**Problem requirements:** Look through the data below and return each line where "value" appears.

**Data supplied:**
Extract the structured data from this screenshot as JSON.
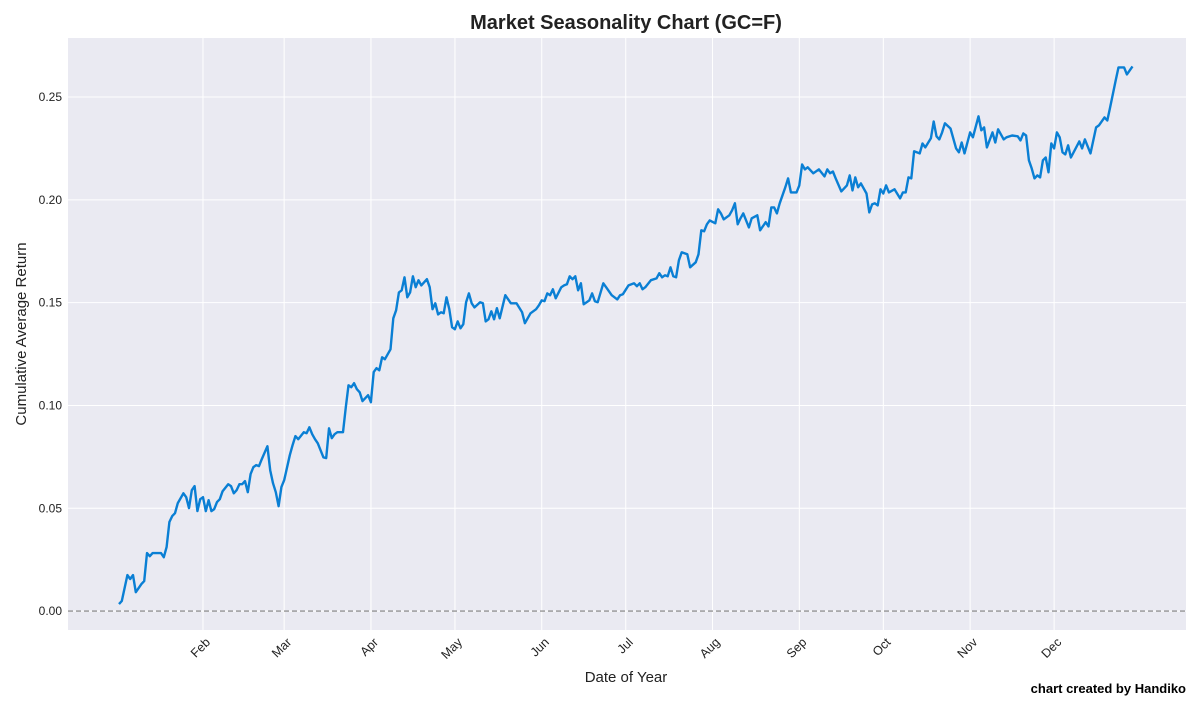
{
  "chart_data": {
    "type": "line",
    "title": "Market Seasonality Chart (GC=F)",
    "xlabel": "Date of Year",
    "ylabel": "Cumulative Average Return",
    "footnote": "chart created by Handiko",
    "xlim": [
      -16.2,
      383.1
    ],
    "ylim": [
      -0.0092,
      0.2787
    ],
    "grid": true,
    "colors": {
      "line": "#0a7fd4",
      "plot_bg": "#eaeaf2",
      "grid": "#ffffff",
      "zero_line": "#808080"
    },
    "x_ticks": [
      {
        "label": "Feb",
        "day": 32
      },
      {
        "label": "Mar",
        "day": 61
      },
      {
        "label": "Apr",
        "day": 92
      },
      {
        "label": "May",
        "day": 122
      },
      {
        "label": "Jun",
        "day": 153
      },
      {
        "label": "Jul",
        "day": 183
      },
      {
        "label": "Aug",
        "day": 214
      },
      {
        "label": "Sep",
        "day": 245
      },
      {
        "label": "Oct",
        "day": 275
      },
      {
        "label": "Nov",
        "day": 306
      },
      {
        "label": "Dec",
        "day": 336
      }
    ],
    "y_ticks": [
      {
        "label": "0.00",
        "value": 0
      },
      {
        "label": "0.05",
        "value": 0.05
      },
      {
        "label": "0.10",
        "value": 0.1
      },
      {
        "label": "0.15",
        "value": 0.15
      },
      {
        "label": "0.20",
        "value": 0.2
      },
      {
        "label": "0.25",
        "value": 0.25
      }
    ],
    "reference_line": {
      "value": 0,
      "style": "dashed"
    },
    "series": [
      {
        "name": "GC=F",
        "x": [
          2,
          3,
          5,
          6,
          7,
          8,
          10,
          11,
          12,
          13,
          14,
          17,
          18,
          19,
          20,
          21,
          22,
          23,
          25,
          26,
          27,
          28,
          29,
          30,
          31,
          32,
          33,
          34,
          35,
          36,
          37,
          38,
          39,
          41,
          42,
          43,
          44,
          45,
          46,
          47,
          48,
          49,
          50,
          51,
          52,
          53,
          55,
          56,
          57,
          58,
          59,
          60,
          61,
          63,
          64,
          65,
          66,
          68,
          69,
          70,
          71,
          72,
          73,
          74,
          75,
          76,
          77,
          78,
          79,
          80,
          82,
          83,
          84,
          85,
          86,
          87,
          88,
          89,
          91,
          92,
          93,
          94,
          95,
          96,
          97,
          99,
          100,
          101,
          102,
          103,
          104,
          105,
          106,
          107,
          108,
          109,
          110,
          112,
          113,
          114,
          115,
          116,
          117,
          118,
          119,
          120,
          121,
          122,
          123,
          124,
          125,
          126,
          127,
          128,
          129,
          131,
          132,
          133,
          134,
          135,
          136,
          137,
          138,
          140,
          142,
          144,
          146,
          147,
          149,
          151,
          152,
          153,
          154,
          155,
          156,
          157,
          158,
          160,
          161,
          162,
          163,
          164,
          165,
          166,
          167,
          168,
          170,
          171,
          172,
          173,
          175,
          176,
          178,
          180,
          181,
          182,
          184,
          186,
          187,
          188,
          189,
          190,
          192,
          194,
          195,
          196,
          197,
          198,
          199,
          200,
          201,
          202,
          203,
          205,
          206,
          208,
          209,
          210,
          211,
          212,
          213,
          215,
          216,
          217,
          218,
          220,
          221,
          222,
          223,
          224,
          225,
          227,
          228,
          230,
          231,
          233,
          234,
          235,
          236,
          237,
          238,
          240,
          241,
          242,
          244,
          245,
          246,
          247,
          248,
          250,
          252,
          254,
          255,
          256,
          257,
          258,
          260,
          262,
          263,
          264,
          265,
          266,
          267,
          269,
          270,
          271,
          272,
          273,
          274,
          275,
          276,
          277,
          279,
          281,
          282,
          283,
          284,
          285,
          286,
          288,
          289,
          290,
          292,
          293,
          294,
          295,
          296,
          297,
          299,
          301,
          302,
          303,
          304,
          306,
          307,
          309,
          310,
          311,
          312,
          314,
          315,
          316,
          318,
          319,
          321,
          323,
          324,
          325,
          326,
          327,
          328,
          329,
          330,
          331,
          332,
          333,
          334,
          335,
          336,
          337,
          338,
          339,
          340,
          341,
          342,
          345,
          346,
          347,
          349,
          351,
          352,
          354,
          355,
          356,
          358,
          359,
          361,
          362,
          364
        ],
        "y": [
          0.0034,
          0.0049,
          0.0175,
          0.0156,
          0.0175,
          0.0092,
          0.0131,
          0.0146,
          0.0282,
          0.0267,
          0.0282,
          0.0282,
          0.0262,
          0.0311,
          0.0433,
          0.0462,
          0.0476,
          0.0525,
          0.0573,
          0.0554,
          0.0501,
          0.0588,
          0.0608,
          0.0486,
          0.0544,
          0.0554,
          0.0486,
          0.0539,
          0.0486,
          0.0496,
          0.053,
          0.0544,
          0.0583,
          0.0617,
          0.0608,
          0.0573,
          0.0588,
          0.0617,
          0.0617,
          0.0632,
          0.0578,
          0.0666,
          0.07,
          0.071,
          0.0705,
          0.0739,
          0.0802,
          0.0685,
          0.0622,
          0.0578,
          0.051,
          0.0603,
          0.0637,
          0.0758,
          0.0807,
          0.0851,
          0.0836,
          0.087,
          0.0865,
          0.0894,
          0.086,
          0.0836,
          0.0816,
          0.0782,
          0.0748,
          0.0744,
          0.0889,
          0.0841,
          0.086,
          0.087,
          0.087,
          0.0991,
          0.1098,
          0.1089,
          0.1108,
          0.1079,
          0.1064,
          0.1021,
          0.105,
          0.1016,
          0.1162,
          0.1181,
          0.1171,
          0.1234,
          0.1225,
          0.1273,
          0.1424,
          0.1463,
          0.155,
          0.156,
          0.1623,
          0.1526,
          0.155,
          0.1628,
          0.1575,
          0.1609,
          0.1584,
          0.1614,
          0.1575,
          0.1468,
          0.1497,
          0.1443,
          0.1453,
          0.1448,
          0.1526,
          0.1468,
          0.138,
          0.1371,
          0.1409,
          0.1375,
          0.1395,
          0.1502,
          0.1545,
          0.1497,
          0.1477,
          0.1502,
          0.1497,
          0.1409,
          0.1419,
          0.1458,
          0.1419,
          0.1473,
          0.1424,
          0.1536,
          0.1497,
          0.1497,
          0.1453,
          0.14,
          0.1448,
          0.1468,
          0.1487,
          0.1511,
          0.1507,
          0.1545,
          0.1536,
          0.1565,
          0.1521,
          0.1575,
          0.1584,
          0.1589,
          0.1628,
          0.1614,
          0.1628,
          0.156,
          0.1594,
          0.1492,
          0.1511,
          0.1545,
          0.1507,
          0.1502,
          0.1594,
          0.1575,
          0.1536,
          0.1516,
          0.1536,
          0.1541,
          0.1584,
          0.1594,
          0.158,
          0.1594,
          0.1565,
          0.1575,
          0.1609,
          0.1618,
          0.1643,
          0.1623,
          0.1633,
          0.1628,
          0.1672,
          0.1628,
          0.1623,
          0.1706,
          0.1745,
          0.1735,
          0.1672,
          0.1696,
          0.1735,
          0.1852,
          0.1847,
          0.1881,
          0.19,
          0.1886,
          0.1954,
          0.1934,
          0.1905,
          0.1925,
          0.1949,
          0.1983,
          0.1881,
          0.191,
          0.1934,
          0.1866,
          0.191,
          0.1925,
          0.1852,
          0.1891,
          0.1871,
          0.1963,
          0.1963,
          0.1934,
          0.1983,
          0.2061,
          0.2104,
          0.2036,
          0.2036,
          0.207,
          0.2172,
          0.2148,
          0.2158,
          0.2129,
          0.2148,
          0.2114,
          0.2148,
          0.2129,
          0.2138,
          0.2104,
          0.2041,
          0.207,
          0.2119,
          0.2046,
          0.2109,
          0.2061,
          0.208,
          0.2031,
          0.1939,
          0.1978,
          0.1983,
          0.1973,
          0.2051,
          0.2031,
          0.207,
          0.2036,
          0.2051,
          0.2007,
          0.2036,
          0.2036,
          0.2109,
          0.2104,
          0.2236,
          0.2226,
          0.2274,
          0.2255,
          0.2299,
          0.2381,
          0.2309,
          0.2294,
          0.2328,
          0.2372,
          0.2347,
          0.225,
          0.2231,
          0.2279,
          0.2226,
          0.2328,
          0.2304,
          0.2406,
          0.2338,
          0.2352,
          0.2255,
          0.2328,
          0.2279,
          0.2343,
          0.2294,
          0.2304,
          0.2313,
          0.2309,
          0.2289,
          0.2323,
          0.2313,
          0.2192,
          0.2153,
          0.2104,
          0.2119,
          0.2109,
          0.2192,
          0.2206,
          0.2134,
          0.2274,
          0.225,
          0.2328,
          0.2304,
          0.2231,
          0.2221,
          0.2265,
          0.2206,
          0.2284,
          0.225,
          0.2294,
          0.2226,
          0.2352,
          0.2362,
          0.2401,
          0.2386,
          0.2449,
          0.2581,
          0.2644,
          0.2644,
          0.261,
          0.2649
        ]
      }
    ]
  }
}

**Answer to this task:**
        "value": 0
        "value": 0.05
        "value": 0.1
        "value": 0.15
        "value": 0.2
        "value": 0.25
      "value": 0,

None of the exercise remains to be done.